Annotated element listings:
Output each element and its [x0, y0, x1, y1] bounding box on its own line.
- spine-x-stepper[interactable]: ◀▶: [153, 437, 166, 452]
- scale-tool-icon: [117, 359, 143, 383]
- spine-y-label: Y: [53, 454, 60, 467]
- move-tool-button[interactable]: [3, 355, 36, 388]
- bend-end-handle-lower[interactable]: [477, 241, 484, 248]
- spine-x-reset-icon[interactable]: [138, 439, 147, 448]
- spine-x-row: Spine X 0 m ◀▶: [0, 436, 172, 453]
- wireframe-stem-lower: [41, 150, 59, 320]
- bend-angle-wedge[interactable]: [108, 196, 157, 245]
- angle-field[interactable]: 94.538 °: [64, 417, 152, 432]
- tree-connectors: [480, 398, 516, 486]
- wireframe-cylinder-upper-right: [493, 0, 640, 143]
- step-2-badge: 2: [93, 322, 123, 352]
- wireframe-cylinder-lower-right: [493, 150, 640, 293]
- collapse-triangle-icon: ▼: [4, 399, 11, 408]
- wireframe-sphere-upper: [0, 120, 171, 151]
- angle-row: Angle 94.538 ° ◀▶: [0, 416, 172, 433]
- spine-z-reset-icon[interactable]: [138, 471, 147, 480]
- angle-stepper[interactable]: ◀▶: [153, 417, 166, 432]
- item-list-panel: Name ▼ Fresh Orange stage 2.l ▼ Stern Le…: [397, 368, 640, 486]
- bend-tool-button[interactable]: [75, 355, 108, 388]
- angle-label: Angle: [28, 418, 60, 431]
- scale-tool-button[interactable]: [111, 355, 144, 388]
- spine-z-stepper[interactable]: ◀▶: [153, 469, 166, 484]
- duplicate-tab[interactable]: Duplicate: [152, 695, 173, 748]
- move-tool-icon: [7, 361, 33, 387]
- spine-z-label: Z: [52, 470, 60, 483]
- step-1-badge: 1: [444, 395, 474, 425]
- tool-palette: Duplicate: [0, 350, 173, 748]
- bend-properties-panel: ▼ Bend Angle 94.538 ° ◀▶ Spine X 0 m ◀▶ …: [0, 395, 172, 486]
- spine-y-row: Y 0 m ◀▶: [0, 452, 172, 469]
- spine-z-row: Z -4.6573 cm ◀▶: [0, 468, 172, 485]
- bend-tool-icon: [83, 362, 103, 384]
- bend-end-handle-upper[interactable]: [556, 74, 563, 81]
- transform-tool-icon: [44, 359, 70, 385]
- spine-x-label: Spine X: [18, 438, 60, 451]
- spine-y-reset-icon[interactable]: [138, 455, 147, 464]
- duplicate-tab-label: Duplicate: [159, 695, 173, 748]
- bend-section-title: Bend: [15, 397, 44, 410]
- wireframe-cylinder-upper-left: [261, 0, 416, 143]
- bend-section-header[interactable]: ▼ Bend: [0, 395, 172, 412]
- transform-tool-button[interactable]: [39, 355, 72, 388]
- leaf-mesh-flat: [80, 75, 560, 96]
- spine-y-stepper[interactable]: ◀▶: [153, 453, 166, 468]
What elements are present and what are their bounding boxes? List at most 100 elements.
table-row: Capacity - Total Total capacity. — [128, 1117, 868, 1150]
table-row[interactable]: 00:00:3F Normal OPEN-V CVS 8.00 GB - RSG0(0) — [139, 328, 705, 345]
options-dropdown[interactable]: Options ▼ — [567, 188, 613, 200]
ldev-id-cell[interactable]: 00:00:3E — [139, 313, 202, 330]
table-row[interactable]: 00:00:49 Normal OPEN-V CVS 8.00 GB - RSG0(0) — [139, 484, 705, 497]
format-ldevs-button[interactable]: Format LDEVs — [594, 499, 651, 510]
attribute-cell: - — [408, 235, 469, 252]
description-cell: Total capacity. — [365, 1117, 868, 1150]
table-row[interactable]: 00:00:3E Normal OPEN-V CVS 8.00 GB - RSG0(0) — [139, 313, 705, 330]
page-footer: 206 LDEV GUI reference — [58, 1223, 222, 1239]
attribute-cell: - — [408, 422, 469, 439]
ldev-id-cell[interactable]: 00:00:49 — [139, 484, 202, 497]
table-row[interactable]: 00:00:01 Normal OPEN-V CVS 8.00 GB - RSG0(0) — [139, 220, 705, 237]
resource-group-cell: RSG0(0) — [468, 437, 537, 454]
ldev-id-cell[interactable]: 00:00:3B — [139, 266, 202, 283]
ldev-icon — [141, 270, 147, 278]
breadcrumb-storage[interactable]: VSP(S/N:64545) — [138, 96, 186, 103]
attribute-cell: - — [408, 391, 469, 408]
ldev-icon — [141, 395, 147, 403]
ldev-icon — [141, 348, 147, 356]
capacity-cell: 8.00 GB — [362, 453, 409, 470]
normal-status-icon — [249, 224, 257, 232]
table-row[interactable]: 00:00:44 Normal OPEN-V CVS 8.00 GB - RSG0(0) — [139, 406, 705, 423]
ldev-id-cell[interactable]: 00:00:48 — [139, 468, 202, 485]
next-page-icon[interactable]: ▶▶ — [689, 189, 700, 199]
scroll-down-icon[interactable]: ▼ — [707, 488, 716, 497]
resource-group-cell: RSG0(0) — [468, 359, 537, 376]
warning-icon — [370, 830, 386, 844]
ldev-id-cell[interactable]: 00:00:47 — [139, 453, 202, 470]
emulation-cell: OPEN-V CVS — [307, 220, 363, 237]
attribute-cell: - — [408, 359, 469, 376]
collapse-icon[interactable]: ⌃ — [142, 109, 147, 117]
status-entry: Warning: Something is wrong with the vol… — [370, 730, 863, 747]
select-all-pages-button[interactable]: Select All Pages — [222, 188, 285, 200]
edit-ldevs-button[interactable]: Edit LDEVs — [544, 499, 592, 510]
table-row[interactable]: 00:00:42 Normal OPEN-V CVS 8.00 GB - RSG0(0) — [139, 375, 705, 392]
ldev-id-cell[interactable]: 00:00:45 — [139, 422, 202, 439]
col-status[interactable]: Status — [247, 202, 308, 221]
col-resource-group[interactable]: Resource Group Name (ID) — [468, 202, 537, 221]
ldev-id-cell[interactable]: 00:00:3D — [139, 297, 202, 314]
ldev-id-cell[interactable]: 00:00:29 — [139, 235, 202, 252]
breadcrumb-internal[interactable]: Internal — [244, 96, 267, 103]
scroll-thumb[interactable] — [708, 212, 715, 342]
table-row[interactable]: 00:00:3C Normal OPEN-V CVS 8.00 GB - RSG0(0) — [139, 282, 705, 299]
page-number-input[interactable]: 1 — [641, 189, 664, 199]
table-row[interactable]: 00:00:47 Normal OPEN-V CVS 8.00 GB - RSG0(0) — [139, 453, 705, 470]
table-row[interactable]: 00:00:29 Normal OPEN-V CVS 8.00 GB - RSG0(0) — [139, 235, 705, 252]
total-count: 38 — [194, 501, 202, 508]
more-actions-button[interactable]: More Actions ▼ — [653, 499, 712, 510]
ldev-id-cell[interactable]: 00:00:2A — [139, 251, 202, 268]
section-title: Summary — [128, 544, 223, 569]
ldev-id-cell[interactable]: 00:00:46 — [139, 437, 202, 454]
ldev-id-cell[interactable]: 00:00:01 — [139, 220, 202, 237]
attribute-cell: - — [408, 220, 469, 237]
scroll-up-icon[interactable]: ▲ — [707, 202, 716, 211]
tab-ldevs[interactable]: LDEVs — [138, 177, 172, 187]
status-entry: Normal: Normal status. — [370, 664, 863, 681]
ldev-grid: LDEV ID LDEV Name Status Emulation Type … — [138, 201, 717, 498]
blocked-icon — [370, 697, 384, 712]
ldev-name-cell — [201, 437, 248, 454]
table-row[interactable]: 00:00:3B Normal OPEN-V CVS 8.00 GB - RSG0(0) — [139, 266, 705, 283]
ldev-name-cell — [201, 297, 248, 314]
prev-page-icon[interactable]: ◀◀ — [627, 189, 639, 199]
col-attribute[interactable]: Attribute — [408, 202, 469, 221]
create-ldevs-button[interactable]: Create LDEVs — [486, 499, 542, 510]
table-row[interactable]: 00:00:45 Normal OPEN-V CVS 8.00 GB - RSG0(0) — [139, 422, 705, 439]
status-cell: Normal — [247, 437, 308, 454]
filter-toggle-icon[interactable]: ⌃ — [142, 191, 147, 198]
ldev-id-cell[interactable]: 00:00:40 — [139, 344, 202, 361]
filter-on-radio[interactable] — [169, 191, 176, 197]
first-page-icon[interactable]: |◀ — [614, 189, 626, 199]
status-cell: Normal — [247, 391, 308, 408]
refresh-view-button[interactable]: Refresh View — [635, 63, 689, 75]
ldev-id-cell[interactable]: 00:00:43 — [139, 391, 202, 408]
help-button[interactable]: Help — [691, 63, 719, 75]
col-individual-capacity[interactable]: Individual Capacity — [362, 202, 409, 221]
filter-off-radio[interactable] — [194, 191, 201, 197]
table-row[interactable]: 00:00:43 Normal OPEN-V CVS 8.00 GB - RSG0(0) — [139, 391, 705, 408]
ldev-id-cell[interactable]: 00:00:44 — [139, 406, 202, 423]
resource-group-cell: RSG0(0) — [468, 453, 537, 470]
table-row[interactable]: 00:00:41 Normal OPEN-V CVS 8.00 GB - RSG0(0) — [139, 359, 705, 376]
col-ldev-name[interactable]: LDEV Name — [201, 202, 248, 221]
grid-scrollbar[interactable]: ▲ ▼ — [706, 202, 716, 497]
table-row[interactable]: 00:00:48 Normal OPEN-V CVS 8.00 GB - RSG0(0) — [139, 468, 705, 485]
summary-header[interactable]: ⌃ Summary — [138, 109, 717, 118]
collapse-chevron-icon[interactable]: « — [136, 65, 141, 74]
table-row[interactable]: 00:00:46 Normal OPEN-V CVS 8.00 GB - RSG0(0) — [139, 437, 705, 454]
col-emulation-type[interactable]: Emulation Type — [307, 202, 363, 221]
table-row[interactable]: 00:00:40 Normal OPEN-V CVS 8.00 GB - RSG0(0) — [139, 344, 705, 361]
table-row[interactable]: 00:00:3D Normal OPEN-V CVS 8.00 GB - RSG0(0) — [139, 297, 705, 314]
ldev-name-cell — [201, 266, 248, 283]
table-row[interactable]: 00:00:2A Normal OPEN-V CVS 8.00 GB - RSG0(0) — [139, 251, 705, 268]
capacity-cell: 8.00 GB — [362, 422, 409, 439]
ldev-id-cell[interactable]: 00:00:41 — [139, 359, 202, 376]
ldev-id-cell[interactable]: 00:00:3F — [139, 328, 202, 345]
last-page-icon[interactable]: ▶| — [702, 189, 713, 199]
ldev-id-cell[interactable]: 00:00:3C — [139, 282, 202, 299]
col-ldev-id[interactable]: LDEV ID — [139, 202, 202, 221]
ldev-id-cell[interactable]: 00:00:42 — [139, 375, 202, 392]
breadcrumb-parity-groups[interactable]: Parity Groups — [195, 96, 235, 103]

▶ **Goal of the exercise**
Identify every line in the entries that contains the string "Summary", and copy each such line.

▶ **Solution**
section-title: Summary — [128, 544, 223, 569]
summary-header[interactable]: ⌃ Summary — [138, 109, 717, 118]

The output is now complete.